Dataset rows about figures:
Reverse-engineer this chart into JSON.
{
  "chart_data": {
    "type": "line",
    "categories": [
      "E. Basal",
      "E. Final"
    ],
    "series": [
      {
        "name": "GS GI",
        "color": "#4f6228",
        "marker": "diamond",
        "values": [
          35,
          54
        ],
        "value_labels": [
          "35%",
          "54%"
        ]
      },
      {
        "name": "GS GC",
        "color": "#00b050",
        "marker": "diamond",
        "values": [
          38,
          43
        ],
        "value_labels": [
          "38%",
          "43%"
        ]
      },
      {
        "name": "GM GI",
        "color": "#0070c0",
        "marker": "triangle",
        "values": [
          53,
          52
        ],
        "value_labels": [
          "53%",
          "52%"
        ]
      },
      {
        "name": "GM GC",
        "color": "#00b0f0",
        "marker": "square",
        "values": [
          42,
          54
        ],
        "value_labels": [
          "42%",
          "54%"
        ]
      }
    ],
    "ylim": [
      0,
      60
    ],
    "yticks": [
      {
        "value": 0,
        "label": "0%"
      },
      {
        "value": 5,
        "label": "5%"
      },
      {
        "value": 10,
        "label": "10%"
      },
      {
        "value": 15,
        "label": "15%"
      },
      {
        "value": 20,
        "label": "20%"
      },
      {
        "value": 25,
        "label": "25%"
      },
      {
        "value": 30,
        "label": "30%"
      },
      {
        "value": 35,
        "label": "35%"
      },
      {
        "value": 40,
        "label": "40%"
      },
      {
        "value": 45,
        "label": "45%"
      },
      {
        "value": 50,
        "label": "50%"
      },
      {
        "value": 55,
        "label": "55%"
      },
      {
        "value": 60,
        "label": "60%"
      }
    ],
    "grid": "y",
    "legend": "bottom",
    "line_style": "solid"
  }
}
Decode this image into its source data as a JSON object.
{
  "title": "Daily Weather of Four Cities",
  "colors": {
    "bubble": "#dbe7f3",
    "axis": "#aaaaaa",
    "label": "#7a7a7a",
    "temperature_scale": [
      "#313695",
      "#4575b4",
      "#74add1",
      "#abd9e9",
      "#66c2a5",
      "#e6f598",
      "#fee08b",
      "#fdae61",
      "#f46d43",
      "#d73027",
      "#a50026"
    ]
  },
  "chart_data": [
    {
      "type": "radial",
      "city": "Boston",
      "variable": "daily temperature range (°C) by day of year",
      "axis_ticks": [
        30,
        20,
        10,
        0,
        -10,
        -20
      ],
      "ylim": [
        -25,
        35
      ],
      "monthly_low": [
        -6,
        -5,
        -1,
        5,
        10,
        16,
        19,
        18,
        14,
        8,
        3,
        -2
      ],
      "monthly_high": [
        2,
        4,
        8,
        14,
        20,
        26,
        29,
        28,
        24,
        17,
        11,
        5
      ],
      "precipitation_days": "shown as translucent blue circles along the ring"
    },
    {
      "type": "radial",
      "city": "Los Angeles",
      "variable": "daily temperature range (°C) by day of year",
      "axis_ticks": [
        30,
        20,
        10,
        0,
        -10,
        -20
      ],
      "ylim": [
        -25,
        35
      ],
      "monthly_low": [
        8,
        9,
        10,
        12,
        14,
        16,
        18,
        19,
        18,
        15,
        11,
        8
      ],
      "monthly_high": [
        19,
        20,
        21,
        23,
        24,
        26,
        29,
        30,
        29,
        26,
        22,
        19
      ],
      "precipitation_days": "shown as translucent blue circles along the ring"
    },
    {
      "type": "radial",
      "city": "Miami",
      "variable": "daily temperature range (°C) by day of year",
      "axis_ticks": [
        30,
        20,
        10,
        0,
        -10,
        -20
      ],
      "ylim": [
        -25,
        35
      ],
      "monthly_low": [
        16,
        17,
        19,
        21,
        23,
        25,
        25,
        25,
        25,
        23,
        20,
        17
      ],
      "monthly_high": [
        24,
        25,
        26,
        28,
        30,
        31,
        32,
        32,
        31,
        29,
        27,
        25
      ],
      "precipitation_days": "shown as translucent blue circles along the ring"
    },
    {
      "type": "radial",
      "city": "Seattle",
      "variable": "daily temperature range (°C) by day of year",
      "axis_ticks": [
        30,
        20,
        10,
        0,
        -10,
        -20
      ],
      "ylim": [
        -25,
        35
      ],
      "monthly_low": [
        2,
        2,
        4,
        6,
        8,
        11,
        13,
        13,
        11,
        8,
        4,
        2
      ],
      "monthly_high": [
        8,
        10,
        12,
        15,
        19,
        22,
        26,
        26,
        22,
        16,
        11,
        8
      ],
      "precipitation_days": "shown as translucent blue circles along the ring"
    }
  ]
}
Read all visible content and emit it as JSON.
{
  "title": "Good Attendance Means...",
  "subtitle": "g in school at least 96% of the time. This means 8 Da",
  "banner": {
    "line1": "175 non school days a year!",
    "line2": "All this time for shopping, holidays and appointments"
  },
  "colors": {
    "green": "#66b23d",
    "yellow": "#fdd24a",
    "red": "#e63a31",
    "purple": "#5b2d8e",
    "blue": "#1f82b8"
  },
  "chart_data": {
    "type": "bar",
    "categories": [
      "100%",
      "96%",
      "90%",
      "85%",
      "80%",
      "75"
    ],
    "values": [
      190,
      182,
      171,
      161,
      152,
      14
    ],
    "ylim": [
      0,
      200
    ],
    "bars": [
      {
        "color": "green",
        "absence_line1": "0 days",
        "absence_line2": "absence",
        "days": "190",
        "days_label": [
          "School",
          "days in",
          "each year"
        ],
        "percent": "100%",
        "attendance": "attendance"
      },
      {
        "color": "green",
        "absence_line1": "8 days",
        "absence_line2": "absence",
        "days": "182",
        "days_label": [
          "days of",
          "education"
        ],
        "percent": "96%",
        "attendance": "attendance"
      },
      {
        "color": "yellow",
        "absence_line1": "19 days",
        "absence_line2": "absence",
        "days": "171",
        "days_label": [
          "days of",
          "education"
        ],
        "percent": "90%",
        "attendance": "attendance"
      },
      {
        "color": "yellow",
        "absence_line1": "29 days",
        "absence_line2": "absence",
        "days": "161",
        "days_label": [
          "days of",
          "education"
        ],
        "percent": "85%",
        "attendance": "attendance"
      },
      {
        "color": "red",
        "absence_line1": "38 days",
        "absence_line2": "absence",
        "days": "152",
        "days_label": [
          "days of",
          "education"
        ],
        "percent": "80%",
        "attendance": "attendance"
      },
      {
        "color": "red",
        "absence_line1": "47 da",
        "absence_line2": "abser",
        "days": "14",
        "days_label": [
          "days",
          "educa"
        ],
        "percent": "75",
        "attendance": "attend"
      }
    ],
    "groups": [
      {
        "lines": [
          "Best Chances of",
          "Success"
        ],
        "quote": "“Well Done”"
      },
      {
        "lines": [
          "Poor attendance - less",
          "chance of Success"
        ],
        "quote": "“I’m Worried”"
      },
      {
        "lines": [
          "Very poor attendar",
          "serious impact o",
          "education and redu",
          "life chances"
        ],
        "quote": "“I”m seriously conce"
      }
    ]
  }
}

◆ Problem description
Return all of the entries exactly as they were supplied.

◆ Response
Reverse-engineer this chart into JSON.
{
  "chart_data": {
    "type": "line",
    "categories": [
      "E. Basal",
      "E. Final"
    ],
    "series": [
      {
        "name": "GS GI",
        "color": "#4f6228",
        "marker": "diamond",
        "values": [
          35,
          54
        ],
        "value_labels": [
          "35%",
          "54%"
        ]
      },
      {
        "name": "GS GC",
        "color": "#00b050",
        "marker": "diamond",
        "values": [
          38,
          43
        ],
        "value_labels": [
          "38%",
          "43%"
        ]
      },
      {
        "name": "GM GI",
        "color": "#0070c0",
        "marker": "triangle",
        "values": [
          53,
          52
        ],
        "value_labels": [
          "53%",
          "52%"
        ]
      },
      {
        "name": "GM GC",
        "color": "#00b0f0",
        "marker": "square",
        "values": [
          42,
          54
        ],
        "value_labels": [
          "42%",
          "54%"
        ]
      }
    ],
    "ylim": [
      0,
      60
    ],
    "yticks": [
      {
        "value": 0,
        "label": "0%"
      },
      {
        "value": 5,
        "label": "5%"
      },
      {
        "value": 10,
        "label": "10%"
      },
      {
        "value": 15,
        "label": "15%"
      },
      {
        "value": 20,
        "label": "20%"
      },
      {
        "value": 25,
        "label": "25%"
      },
      {
        "value": 30,
        "label": "30%"
      },
      {
        "value": 35,
        "label": "35%"
      },
      {
        "value": 40,
        "label": "40%"
      },
      {
        "value": 45,
        "label": "45%"
      },
      {
        "value": 50,
        "label": "50%"
      },
      {
        "value": 55,
        "label": "55%"
      },
      {
        "value": 60,
        "label": "60%"
      }
    ],
    "grid": "y",
    "legend": "bottom",
    "line_style": "solid"
  }
}
Decode this image into its source data as a JSON object.
{
  "title": "Daily Weather of Four Cities",
  "colors": {
    "bubble": "#dbe7f3",
    "axis": "#aaaaaa",
    "label": "#7a7a7a",
    "temperature_scale": [
      "#313695",
      "#4575b4",
      "#74add1",
      "#abd9e9",
      "#66c2a5",
      "#e6f598",
      "#fee08b",
      "#fdae61",
      "#f46d43",
      "#d73027",
      "#a50026"
    ]
  },
  "chart_data": [
    {
      "type": "radial",
      "city": "Boston",
      "variable": "daily temperature range (°C) by day of year",
      "axis_ticks": [
        30,
        20,
        10,
        0,
        -10,
        -20
      ],
      "ylim": [
        -25,
        35
      ],
      "monthly_low": [
        -6,
        -5,
        -1,
        5,
        10,
        16,
        19,
        18,
        14,
        8,
        3,
        -2
      ],
      "monthly_high": [
        2,
        4,
        8,
        14,
        20,
        26,
        29,
        28,
        24,
        17,
        11,
        5
      ],
      "precipitation_days": "shown as translucent blue circles along the ring"
    },
    {
      "type": "radial",
      "city": "Los Angeles",
      "variable": "daily temperature range (°C) by day of year",
      "axis_ticks": [
        30,
        20,
        10,
        0,
        -10,
        -20
      ],
      "ylim": [
        -25,
        35
      ],
      "monthly_low": [
        8,
        9,
        10,
        12,
        14,
        16,
        18,
        19,
        18,
        15,
        11,
        8
      ],
      "monthly_high": [
        19,
        20,
        21,
        23,
        24,
        26,
        29,
        30,
        29,
        26,
        22,
        19
      ],
      "precipitation_days": "shown as translucent blue circles along the ring"
    },
    {
      "type": "radial",
      "city": "Miami",
      "variable": "daily temperature range (°C) by day of year",
      "axis_ticks": [
        30,
        20,
        10,
        0,
        -10,
        -20
      ],
      "ylim": [
        -25,
        35
      ],
      "monthly_low": [
        16,
        17,
        19,
        21,
        23,
        25,
        25,
        25,
        25,
        23,
        20,
        17
      ],
      "monthly_high": [
        24,
        25,
        26,
        28,
        30,
        31,
        32,
        32,
        31,
        29,
        27,
        25
      ],
      "precipitation_days": "shown as translucent blue circles along the ring"
    },
    {
      "type": "radial",
      "city": "Seattle",
      "variable": "daily temperature range (°C) by day of year",
      "axis_ticks": [
        30,
        20,
        10,
        0,
        -10,
        -20
      ],
      "ylim": [
        -25,
        35
      ],
      "monthly_low": [
        2,
        2,
        4,
        6,
        8,
        11,
        13,
        13,
        11,
        8,
        4,
        2
      ],
      "monthly_high": [
        8,
        10,
        12,
        15,
        19,
        22,
        26,
        26,
        22,
        16,
        11,
        8
      ],
      "precipitation_days": "shown as translucent blue circles along the ring"
    }
  ]
}
Read all visible content and emit it as JSON.
{
  "title": "Good Attendance Means...",
  "subtitle": "g in school at least 96% of the time. This means 8 Da",
  "banner": {
    "line1": "175 non school days a year!",
    "line2": "All this time for shopping, holidays and appointments"
  },
  "colors": {
    "green": "#66b23d",
    "yellow": "#fdd24a",
    "red": "#e63a31",
    "purple": "#5b2d8e",
    "blue": "#1f82b8"
  },
  "chart_data": {
    "type": "bar",
    "categories": [
      "100%",
      "96%",
      "90%",
      "85%",
      "80%",
      "75"
    ],
    "values": [
      190,
      182,
      171,
      161,
      152,
      14
    ],
    "ylim": [
      0,
      200
    ],
    "bars": [
      {
        "color": "green",
        "absence_line1": "0 days",
        "absence_line2": "absence",
        "days": "190",
        "days_label": [
          "School",
          "days in",
          "each year"
        ],
        "percent": "100%",
        "attendance": "attendance"
      },
      {
        "color": "green",
        "absence_line1": "8 days",
        "absence_line2": "absence",
        "days": "182",
        "days_label": [
          "days of",
          "education"
        ],
        "percent": "96%",
        "attendance": "attendance"
      },
      {
        "color": "yellow",
        "absence_line1": "19 days",
        "absence_line2": "absence",
        "days": "171",
        "days_label": [
          "days of",
          "education"
        ],
        "percent": "90%",
        "attendance": "attendance"
      },
      {
        "color": "yellow",
        "absence_line1": "29 days",
        "absence_line2": "absence",
        "days": "161",
        "days_label": [
          "days of",
          "education"
        ],
        "percent": "85%",
        "attendance": "attendance"
      },
      {
        "color": "red",
        "absence_line1": "38 days",
        "absence_line2": "absence",
        "days": "152",
        "days_label": [
          "days of",
          "education"
        ],
        "percent": "80%",
        "attendance": "attendance"
      },
      {
        "color": "red",
        "absence_line1": "47 da",
        "absence_line2": "abser",
        "days": "14",
        "days_label": [
          "days",
          "educa"
        ],
        "percent": "75",
        "attendance": "attend"
      }
    ],
    "groups": [
      {
        "lines": [
          "Best Chances of",
          "Success"
        ],
        "quote": "“Well Done”"
      },
      {
        "lines": [
          "Poor attendance - less",
          "chance of Success"
        ],
        "quote": "“I’m Worried”"
      },
      {
        "lines": [
          "Very poor attendar",
          "serious impact o",
          "education and redu",
          "life chances"
        ],
        "quote": "“I”m seriously conce"
      }
    ]
  }
}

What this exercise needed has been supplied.